* WHAT THE TASK ASKS *
Exactly reproduce each entry, leaving out nothing.

:::::

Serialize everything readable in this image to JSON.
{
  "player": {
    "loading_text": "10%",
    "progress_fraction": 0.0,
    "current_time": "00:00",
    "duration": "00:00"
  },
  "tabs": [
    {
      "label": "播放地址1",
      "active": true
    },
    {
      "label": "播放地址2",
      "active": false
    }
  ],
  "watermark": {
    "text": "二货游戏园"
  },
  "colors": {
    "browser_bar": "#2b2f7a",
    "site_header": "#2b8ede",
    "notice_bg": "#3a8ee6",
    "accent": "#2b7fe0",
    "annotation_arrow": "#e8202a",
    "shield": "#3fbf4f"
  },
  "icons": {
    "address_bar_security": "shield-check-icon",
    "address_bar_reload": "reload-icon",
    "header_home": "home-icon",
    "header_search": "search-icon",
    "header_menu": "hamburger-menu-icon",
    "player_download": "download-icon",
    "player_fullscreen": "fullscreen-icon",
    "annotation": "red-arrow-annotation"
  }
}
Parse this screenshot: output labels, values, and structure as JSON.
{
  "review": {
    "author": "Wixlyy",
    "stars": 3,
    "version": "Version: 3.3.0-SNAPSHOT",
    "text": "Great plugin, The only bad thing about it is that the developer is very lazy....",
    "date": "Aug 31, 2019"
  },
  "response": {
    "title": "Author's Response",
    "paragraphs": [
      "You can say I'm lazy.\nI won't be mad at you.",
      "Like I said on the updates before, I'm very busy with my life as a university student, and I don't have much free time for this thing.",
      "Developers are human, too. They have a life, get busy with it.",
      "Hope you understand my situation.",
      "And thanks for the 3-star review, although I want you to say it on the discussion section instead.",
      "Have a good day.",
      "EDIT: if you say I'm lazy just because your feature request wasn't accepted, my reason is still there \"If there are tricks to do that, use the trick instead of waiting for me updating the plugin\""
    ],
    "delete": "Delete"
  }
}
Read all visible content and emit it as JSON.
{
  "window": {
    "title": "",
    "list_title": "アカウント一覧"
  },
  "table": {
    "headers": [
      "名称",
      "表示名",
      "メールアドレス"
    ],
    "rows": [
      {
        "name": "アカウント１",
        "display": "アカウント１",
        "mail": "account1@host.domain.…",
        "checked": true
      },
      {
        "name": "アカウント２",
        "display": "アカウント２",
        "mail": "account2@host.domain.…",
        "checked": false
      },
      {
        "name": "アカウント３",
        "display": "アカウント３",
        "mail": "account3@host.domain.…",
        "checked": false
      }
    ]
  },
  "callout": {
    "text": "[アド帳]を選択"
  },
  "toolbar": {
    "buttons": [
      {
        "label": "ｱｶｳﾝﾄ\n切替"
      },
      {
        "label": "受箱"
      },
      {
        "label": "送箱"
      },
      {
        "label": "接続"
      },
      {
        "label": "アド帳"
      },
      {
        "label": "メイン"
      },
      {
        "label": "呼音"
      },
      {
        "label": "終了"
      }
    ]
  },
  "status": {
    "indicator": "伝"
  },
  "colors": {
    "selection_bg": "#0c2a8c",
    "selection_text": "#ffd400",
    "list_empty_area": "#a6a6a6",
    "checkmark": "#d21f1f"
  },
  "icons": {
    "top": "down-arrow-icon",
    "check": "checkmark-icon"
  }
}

:::::

* SOLUTION TO THIS EXERCISE *
Serialize everything readable in this image to JSON.
{
  "player": {
    "loading_text": "10%",
    "progress_fraction": 0.0,
    "current_time": "00:00",
    "duration": "00:00"
  },
  "tabs": [
    {
      "label": "播放地址1",
      "active": true
    },
    {
      "label": "播放地址2",
      "active": false
    }
  ],
  "watermark": {
    "text": "二货游戏园"
  },
  "colors": {
    "browser_bar": "#2b2f7a",
    "site_header": "#2b8ede",
    "notice_bg": "#3a8ee6",
    "accent": "#2b7fe0",
    "annotation_arrow": "#e8202a",
    "shield": "#3fbf4f"
  },
  "icons": {
    "address_bar_security": "shield-check-icon",
    "address_bar_reload": "reload-icon",
    "header_home": "home-icon",
    "header_search": "search-icon",
    "header_menu": "hamburger-menu-icon",
    "player_download": "download-icon",
    "player_fullscreen": "fullscreen-icon",
    "annotation": "red-arrow-annotation"
  }
}
Parse this screenshot: output labels, values, and structure as JSON.
{
  "review": {
    "author": "Wixlyy",
    "stars": 3,
    "version": "Version: 3.3.0-SNAPSHOT",
    "text": "Great plugin, The only bad thing about it is that the developer is very lazy....",
    "date": "Aug 31, 2019"
  },
  "response": {
    "title": "Author's Response",
    "paragraphs": [
      "You can say I'm lazy.\nI won't be mad at you.",
      "Like I said on the updates before, I'm very busy with my life as a university student, and I don't have much free time for this thing.",
      "Developers are human, too. They have a life, get busy with it.",
      "Hope you understand my situation.",
      "And thanks for the 3-star review, although I want you to say it on the discussion section instead.",
      "Have a good day.",
      "EDIT: if you say I'm lazy just because your feature request wasn't accepted, my reason is still there \"If there are tricks to do that, use the trick instead of waiting for me updating the plugin\""
    ],
    "delete": "Delete"
  }
}
Read all visible content and emit it as JSON.
{
  "window": {
    "title": "",
    "list_title": "アカウント一覧"
  },
  "table": {
    "headers": [
      "名称",
      "表示名",
      "メールアドレス"
    ],
    "rows": [
      {
        "name": "アカウント１",
        "display": "アカウント１",
        "mail": "account1@host.domain.…",
        "checked": true
      },
      {
        "name": "アカウント２",
        "display": "アカウント２",
        "mail": "account2@host.domain.…",
        "checked": false
      },
      {
        "name": "アカウント３",
        "display": "アカウント３",
        "mail": "account3@host.domain.…",
        "checked": false
      }
    ]
  },
  "callout": {
    "text": "[アド帳]を選択"
  },
  "toolbar": {
    "buttons": [
      {
        "label": "ｱｶｳﾝﾄ\n切替"
      },
      {
        "label": "受箱"
      },
      {
        "label": "送箱"
      },
      {
        "label": "接続"
      },
      {
        "label": "アド帳"
      },
      {
        "label": "メイン"
      },
      {
        "label": "呼音"
      },
      {
        "label": "終了"
      }
    ]
  },
  "status": {
    "indicator": "伝"
  },
  "colors": {
    "selection_bg": "#0c2a8c",
    "selection_text": "#ffd400",
    "list_empty_area": "#a6a6a6",
    "checkmark": "#d21f1f"
  },
  "icons": {
    "top": "down-arrow-icon",
    "check": "checkmark-icon"
  }
}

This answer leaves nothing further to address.